Aim of the exercise:
Copy out each line of the listing that has the word "Nothing" in it.

Record list:

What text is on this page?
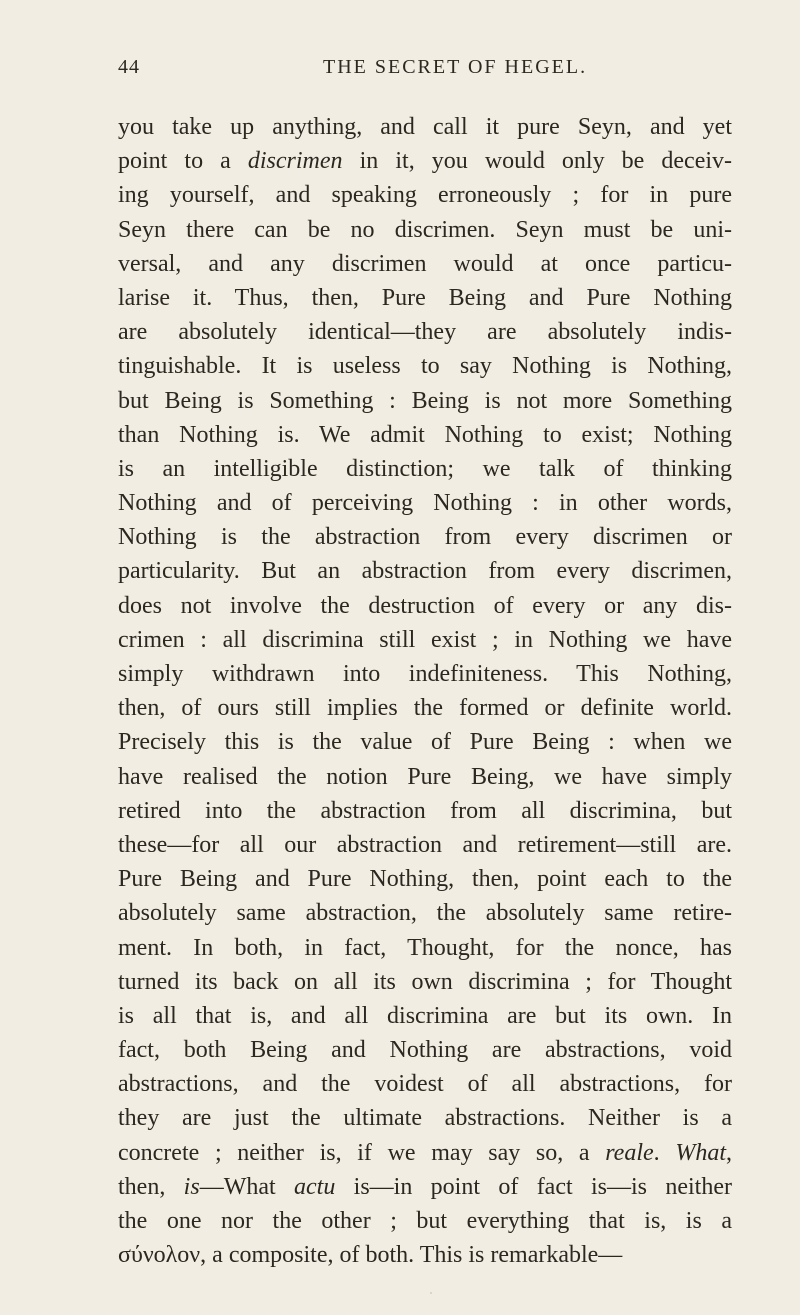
44	THE SECRET OF HEGEL.
you take up anything, and call it pure Seyn, and yet
point to a discrimen in it, you would only be deceiv-
ing yourself, and speaking erroneously ; for in pure
Seyn there can be no discrimen. Seyn must be uni-
versal, and any discrimen would at once particu-
larise it. Thus, then, Pure Being and Pure Nothing
are absolutely identical—they are absolutely indis-
tinguishable. It is useless to say Nothing is Nothing,
but Being is Something : Being is not more Something
than Nothing is. We admit Nothing to exist; Nothing
is an intelligible distinction; we talk of thinking
Nothing and of perceiving Nothing : in other words,
Nothing is the abstraction from every discrimen or
particularity. But an abstraction from every discrimen,
does not involve the destruction of every or any dis-
crimen : all discrimina still exist ; in Nothing we have
simply withdrawn into indefiniteness. This Nothing,
then, of ours still implies the formed or definite world.
Precisely this is the value of Pure Being : when we
have realised the notion Pure Being, we have simply
retired into the abstraction from all discrimina, but
these—for all our abstraction and retirement—still are.
Pure Being and Pure Nothing, then, point each to the
absolutely same abstraction, the absolutely same retire-
ment. In both, in fact, Thought, for the nonce, has
turned its back on all its own discrimina ; for Thought
is all that is, and all discrimina are but its own. In
fact, both Being and Nothing are abstractions, void
abstractions, and the voidest of all abstractions, for
they are just the ultimate abstractions. Neither is a
concrete ; neither is, if we may say so, a reale. What,
then, is—What actu is—in point of fact is—is neither
the one nor the other ; but everything that is, is a
σύνολον, a composite, of both. This is remarkable—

Result of the exercise:
larise it. Thus, then, Pure Being and Pure Nothing
tinguishable. It is useless to say Nothing is Nothing,
than Nothing is. We admit Nothing to exist; Nothing
Nothing and of perceiving Nothing : in other words,
Nothing is the abstraction from every discrimen or
crimen : all discrimina still exist ; in Nothing we have
simply withdrawn into indefiniteness. This Nothing,
Pure Being and Pure Nothing, then, point each to the
fact, both Being and Nothing are abstractions, void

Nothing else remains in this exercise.